## begin THE DATA
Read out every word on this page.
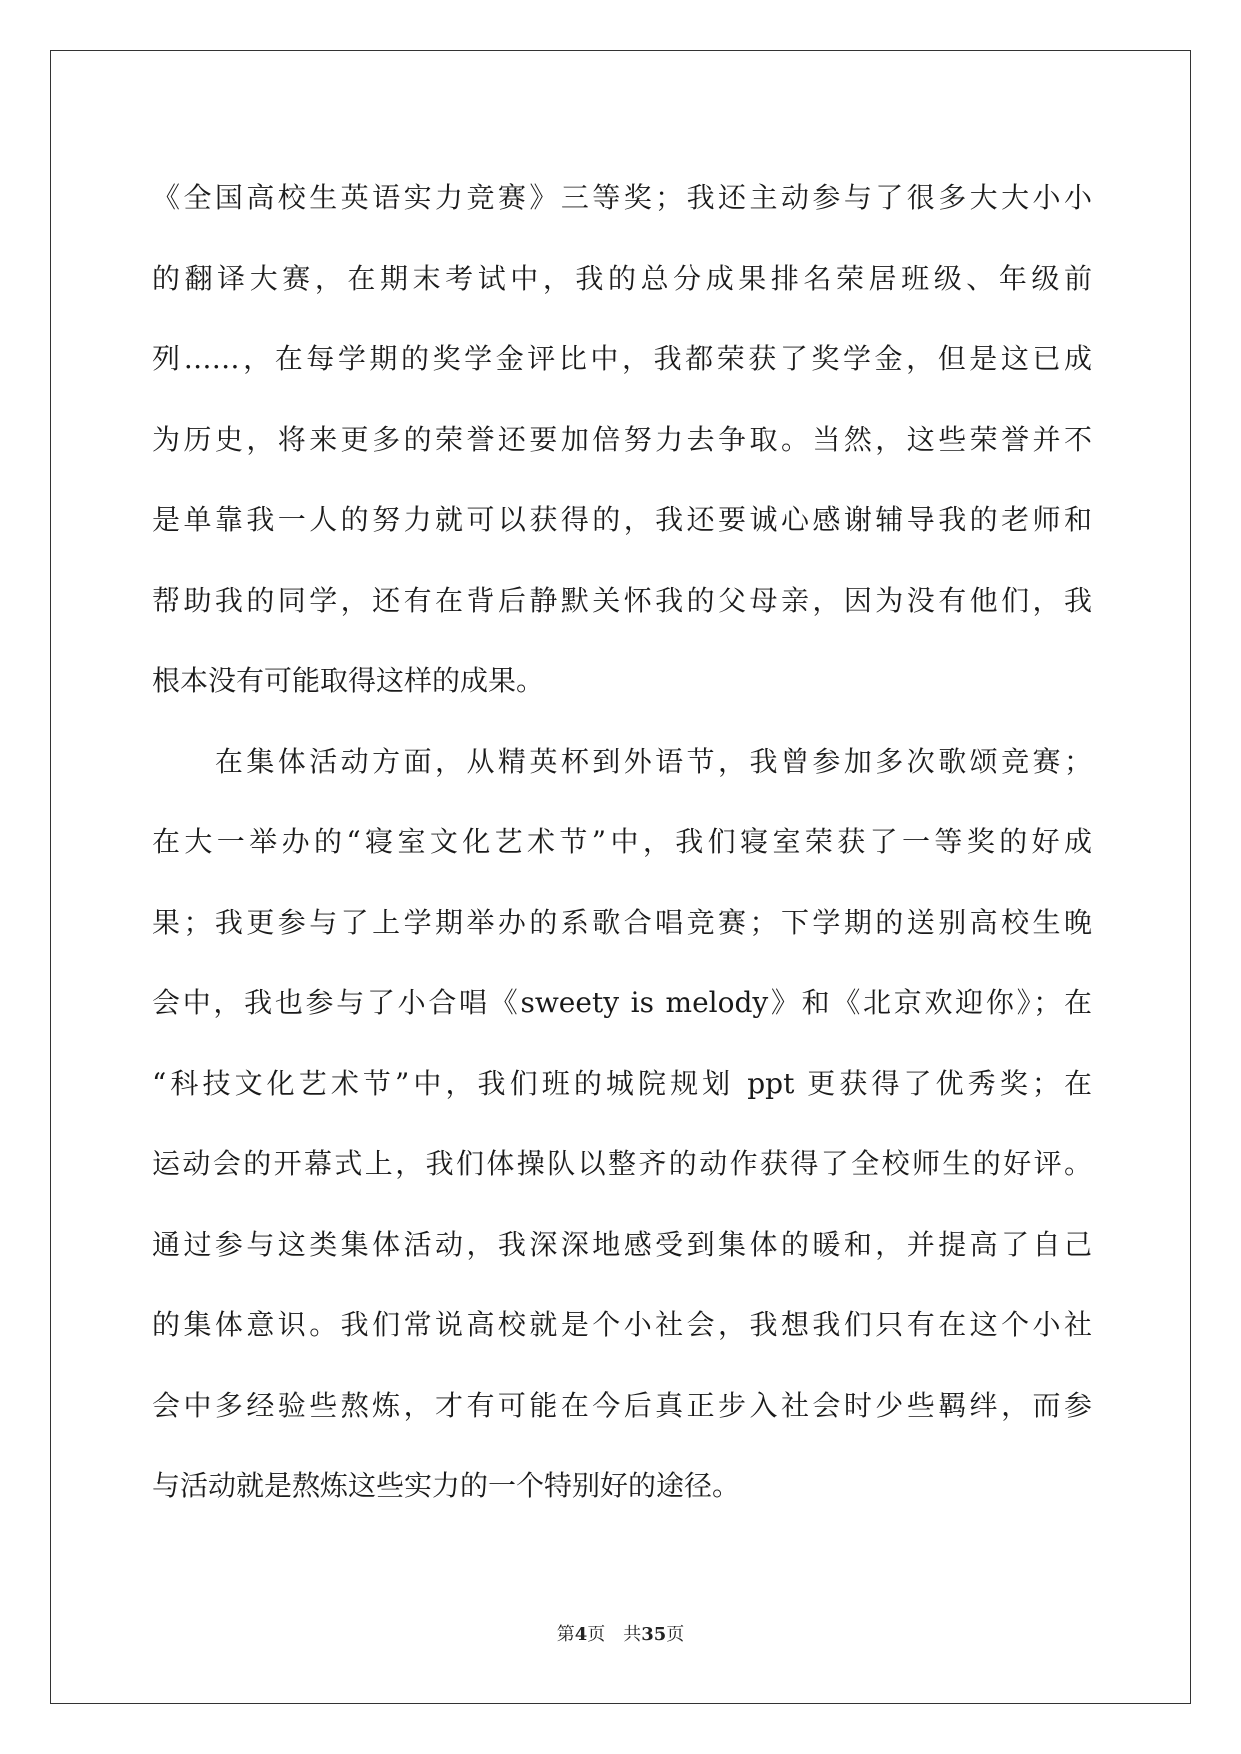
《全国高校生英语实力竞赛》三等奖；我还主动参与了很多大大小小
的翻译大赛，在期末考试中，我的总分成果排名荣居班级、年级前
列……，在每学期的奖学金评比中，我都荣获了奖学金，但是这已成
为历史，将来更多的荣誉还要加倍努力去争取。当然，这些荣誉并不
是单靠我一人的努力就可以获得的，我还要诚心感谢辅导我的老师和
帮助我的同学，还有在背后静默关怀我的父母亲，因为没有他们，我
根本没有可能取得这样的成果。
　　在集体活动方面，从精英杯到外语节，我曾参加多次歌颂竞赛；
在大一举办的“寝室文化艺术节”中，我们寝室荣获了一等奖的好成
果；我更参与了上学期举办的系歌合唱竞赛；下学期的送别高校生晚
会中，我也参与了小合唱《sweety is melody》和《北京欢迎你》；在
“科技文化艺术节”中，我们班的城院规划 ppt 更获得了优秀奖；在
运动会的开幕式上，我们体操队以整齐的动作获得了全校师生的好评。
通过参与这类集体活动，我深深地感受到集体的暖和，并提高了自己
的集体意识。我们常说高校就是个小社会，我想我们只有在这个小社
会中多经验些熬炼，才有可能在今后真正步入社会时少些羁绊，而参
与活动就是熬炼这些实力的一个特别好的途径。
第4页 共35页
## end THE DATA
**PROMPT:**
All of the lines above should be retyped precisely, apart from the pictures.

**WRITTEN SOLUTION:**
Read out every word on this page.
《全国高校生英语实力竞赛》三等奖；我还主动参与了很多大大小小
的翻译大赛，在期末考试中，我的总分成果排名荣居班级、年级前
列……，在每学期的奖学金评比中，我都荣获了奖学金，但是这已成
为历史，将来更多的荣誉还要加倍努力去争取。当然，这些荣誉并不
是单靠我一人的努力就可以获得的，我还要诚心感谢辅导我的老师和
帮助我的同学，还有在背后静默关怀我的父母亲，因为没有他们，我
根本没有可能取得这样的成果。
　　在集体活动方面，从精英杯到外语节，我曾参加多次歌颂竞赛；
在大一举办的“寝室文化艺术节”中，我们寝室荣获了一等奖的好成
果；我更参与了上学期举办的系歌合唱竞赛；下学期的送别高校生晚
会中，我也参与了小合唱《sweety is melody》和《北京欢迎你》；在
“科技文化艺术节”中，我们班的城院规划 ppt 更获得了优秀奖；在
运动会的开幕式上，我们体操队以整齐的动作获得了全校师生的好评。
通过参与这类集体活动，我深深地感受到集体的暖和，并提高了自己
的集体意识。我们常说高校就是个小社会，我想我们只有在这个小社
会中多经验些熬炼，才有可能在今后真正步入社会时少些羁绊，而参
与活动就是熬炼这些实力的一个特别好的途径。
第4页 共35页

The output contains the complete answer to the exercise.